_DATA SECTION:_
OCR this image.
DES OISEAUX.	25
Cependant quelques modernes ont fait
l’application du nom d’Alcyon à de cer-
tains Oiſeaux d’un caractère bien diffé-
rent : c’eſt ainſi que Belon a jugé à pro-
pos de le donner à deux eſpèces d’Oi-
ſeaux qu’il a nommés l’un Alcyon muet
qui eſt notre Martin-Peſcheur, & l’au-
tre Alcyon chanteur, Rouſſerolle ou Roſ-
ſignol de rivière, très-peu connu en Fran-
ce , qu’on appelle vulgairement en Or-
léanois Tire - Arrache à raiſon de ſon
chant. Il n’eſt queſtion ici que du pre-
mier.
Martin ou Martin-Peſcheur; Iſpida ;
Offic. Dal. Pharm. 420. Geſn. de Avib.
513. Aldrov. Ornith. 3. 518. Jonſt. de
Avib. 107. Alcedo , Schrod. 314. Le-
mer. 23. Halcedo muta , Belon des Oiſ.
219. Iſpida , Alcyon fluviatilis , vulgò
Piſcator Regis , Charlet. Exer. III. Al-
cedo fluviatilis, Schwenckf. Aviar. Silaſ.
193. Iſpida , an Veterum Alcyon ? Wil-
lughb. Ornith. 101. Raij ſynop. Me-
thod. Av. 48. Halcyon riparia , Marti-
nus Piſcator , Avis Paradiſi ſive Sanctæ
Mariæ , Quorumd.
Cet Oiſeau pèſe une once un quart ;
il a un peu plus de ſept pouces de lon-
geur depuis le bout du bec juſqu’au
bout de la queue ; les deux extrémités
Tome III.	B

_WORK TO BE COMPLETED:_ Quote all the records. Keep every word exact.

_EXERCISE ANSWER:_
OCR this image.
DES OISEAUX.	25
Cependant quelques modernes ont fait
l’application du nom d’Alcyon à de cer-
tains Oiſeaux d’un caractère bien diffé-
rent : c’eſt ainſi que Belon a jugé à pro-
pos de le donner à deux eſpèces d’Oi-
ſeaux qu’il a nommés l’un Alcyon muet
qui eſt notre Martin-Peſcheur, & l’au-
tre Alcyon chanteur, Rouſſerolle ou Roſ-
ſignol de rivière, très-peu connu en Fran-
ce , qu’on appelle vulgairement en Or-
léanois Tire - Arrache à raiſon de ſon
chant. Il n’eſt queſtion ici que du pre-
mier.
Martin ou Martin-Peſcheur; Iſpida ;
Offic. Dal. Pharm. 420. Geſn. de Avib.
513. Aldrov. Ornith. 3. 518. Jonſt. de
Avib. 107. Alcedo , Schrod. 314. Le-
mer. 23. Halcedo muta , Belon des Oiſ.
219. Iſpida , Alcyon fluviatilis , vulgò
Piſcator Regis , Charlet. Exer. III. Al-
cedo fluviatilis, Schwenckf. Aviar. Silaſ.
193. Iſpida , an Veterum Alcyon ? Wil-
lughb. Ornith. 101. Raij ſynop. Me-
thod. Av. 48. Halcyon riparia , Marti-
nus Piſcator , Avis Paradiſi ſive Sanctæ
Mariæ , Quorumd.
Cet Oiſeau pèſe une once un quart ;
il a un peu plus de ſept pouces de lon-
geur depuis le bout du bec juſqu’au
bout de la queue ; les deux extrémités
Tome III.	B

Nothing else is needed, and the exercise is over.